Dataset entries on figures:
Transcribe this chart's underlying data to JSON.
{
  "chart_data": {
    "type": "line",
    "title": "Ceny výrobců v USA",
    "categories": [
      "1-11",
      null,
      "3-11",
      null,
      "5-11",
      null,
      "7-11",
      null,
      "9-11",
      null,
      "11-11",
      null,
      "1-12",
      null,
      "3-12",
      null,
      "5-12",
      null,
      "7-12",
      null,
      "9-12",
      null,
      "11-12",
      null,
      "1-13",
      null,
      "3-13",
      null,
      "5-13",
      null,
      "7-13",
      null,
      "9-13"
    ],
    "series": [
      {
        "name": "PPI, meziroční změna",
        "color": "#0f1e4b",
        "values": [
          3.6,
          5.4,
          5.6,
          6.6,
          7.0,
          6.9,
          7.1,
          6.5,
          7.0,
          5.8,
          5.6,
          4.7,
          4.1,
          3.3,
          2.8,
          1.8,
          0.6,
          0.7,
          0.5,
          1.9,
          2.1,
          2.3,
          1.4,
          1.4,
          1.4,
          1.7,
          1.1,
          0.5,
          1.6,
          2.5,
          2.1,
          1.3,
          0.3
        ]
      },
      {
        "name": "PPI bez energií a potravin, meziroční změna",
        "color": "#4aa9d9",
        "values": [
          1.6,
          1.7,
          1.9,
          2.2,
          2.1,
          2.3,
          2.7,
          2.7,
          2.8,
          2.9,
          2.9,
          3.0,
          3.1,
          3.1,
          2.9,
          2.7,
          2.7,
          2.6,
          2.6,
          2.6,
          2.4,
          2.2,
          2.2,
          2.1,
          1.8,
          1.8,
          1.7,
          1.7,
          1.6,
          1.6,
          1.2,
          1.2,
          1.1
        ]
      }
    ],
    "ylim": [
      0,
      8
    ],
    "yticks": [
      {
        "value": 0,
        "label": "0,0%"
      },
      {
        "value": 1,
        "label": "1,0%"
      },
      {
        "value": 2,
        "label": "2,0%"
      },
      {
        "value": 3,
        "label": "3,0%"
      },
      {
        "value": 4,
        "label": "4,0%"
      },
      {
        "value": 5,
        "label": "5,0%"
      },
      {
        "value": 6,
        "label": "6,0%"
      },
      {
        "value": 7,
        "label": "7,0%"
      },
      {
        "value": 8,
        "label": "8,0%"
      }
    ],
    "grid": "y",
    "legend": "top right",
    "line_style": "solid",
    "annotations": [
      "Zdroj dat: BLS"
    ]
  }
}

INSTRUCTION:
Output the whole listing above again, word for word.

WRITTEN ANSWER:
Transcribe this chart's underlying data to JSON.
{
  "chart_data": {
    "type": "line",
    "title": "Ceny výrobců v USA",
    "categories": [
      "1-11",
      null,
      "3-11",
      null,
      "5-11",
      null,
      "7-11",
      null,
      "9-11",
      null,
      "11-11",
      null,
      "1-12",
      null,
      "3-12",
      null,
      "5-12",
      null,
      "7-12",
      null,
      "9-12",
      null,
      "11-12",
      null,
      "1-13",
      null,
      "3-13",
      null,
      "5-13",
      null,
      "7-13",
      null,
      "9-13"
    ],
    "series": [
      {
        "name": "PPI, meziroční změna",
        "color": "#0f1e4b",
        "values": [
          3.6,
          5.4,
          5.6,
          6.6,
          7.0,
          6.9,
          7.1,
          6.5,
          7.0,
          5.8,
          5.6,
          4.7,
          4.1,
          3.3,
          2.8,
          1.8,
          0.6,
          0.7,
          0.5,
          1.9,
          2.1,
          2.3,
          1.4,
          1.4,
          1.4,
          1.7,
          1.1,
          0.5,
          1.6,
          2.5,
          2.1,
          1.3,
          0.3
        ]
      },
      {
        "name": "PPI bez energií a potravin, meziroční změna",
        "color": "#4aa9d9",
        "values": [
          1.6,
          1.7,
          1.9,
          2.2,
          2.1,
          2.3,
          2.7,
          2.7,
          2.8,
          2.9,
          2.9,
          3.0,
          3.1,
          3.1,
          2.9,
          2.7,
          2.7,
          2.6,
          2.6,
          2.6,
          2.4,
          2.2,
          2.2,
          2.1,
          1.8,
          1.8,
          1.7,
          1.7,
          1.6,
          1.6,
          1.2,
          1.2,
          1.1
        ]
      }
    ],
    "ylim": [
      0,
      8
    ],
    "yticks": [
      {
        "value": 0,
        "label": "0,0%"
      },
      {
        "value": 1,
        "label": "1,0%"
      },
      {
        "value": 2,
        "label": "2,0%"
      },
      {
        "value": 3,
        "label": "3,0%"
      },
      {
        "value": 4,
        "label": "4,0%"
      },
      {
        "value": 5,
        "label": "5,0%"
      },
      {
        "value": 6,
        "label": "6,0%"
      },
      {
        "value": 7,
        "label": "7,0%"
      },
      {
        "value": 8,
        "label": "8,0%"
      }
    ],
    "grid": "y",
    "legend": "top right",
    "line_style": "solid",
    "annotations": [
      "Zdroj dat: BLS"
    ]
  }
}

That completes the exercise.